# [Directions]
Some lines of these records may hold the word "nainen"; state how many, using only the number.

# [Input rows]
•••

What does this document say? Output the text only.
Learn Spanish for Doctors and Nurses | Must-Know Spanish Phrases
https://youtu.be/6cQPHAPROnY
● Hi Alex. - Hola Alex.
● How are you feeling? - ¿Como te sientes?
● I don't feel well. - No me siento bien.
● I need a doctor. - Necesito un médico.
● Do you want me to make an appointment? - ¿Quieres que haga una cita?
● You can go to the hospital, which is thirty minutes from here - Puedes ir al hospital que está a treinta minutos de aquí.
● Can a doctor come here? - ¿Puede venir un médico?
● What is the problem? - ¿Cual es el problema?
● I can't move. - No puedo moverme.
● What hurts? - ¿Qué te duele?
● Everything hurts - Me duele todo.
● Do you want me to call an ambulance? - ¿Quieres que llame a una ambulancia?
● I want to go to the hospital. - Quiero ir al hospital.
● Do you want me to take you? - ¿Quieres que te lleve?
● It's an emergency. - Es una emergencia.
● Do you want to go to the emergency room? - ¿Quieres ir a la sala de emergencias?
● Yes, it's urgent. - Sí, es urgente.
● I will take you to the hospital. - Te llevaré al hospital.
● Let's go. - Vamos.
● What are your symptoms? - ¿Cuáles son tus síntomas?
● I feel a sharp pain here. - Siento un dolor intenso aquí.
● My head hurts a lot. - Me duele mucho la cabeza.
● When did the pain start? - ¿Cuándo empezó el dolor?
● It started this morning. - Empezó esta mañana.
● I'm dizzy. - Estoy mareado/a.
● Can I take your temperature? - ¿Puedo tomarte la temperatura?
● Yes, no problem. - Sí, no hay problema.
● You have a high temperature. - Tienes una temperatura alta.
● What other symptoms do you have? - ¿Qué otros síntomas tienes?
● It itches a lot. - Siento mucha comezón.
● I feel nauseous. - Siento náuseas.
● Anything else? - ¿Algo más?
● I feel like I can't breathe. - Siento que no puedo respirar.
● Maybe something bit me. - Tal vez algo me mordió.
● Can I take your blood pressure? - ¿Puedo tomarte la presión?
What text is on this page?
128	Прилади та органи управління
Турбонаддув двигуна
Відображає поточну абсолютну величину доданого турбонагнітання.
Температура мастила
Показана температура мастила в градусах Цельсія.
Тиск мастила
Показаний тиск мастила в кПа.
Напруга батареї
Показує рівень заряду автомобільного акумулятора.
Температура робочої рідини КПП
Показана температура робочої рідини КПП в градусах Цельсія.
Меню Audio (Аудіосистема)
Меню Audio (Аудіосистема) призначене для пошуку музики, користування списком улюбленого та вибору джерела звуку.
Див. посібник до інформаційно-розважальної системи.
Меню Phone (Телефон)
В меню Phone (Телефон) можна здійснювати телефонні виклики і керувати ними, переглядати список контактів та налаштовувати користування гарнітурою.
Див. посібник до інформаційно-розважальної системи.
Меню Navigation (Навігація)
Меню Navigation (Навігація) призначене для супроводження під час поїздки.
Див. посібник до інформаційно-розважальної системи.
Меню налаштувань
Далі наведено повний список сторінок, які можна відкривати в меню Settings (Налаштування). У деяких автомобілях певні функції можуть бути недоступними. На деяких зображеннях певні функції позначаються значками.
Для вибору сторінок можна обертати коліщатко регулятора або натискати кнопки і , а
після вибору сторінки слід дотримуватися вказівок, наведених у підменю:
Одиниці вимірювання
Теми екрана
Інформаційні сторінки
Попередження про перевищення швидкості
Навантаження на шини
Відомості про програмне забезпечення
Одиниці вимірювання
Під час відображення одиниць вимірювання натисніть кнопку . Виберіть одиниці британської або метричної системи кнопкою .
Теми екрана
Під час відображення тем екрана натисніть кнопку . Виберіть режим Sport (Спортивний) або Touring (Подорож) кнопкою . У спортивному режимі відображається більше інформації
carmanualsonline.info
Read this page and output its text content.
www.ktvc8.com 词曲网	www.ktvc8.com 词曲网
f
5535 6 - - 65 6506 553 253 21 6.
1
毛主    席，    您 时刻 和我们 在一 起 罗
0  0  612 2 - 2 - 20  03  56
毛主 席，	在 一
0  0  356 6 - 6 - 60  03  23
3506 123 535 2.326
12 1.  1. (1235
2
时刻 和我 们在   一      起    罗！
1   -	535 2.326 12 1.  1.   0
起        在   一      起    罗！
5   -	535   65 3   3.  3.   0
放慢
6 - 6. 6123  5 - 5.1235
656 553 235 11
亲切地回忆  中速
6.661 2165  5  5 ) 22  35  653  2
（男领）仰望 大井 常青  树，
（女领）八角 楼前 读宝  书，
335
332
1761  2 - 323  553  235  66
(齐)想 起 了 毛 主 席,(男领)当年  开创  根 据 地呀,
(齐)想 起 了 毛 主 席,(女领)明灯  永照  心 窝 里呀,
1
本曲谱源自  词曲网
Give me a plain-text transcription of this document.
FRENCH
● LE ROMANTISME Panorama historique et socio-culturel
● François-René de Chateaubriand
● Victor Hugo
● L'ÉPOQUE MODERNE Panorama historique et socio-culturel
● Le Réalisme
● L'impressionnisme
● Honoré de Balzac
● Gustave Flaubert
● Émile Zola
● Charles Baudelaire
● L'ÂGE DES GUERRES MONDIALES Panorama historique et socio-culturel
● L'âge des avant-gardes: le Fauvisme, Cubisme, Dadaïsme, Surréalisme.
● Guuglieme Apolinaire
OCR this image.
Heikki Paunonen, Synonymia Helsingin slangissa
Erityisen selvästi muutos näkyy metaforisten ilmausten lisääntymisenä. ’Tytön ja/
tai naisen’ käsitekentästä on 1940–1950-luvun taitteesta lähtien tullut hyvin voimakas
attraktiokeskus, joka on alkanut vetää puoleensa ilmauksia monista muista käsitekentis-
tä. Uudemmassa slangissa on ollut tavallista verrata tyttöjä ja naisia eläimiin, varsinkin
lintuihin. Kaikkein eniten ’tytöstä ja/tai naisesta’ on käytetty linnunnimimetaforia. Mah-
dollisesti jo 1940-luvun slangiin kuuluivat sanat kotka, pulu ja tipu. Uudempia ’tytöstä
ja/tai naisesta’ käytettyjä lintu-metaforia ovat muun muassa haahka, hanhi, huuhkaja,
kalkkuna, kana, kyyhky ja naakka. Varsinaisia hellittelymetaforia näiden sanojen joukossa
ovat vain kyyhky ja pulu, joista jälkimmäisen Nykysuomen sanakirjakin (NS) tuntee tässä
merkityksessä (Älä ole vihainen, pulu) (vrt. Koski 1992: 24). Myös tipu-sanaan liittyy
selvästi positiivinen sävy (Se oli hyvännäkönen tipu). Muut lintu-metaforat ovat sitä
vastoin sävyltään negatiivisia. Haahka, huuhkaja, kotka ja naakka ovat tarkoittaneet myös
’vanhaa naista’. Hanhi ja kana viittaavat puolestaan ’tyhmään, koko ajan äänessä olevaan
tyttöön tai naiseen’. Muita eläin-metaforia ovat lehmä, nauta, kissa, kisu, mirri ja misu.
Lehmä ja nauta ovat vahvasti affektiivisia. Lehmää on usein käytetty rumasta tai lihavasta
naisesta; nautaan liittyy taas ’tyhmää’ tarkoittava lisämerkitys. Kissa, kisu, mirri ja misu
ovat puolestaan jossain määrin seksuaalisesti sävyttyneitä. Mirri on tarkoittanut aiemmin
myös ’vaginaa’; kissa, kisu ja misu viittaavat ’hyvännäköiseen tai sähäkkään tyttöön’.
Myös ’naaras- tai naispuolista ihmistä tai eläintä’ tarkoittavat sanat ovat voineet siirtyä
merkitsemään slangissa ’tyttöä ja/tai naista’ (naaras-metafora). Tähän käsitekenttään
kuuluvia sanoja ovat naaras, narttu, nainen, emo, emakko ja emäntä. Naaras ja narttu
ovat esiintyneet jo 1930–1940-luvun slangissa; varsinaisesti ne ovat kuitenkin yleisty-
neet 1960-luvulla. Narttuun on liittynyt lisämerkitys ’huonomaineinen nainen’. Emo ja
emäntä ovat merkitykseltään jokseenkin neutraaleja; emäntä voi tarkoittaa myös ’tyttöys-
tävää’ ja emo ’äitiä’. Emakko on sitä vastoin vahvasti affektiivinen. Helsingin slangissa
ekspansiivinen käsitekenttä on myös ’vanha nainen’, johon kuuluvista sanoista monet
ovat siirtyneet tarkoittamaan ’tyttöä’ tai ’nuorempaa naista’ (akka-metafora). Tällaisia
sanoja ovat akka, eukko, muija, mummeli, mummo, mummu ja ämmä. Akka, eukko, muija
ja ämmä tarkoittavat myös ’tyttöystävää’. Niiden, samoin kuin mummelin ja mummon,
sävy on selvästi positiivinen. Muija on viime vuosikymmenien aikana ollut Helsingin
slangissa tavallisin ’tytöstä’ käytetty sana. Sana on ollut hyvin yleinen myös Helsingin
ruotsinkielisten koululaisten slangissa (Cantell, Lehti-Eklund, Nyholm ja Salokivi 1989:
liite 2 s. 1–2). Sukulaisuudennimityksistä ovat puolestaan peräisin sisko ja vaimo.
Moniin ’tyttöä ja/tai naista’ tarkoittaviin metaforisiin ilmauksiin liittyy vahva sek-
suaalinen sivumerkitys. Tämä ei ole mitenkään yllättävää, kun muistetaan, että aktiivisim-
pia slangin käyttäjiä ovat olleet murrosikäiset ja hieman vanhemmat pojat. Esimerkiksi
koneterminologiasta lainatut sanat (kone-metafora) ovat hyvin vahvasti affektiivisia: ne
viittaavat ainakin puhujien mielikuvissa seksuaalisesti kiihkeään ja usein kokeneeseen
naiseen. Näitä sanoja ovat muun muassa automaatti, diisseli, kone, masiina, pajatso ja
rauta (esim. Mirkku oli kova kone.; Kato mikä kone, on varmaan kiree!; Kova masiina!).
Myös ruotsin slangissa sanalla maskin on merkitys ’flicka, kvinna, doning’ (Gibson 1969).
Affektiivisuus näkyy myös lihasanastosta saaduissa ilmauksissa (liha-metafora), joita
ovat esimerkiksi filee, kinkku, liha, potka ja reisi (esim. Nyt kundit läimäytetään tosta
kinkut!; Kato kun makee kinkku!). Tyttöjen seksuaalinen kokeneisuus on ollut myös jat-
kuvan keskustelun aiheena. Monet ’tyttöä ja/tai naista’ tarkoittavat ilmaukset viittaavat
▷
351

•••

# [Solution to this problem]
3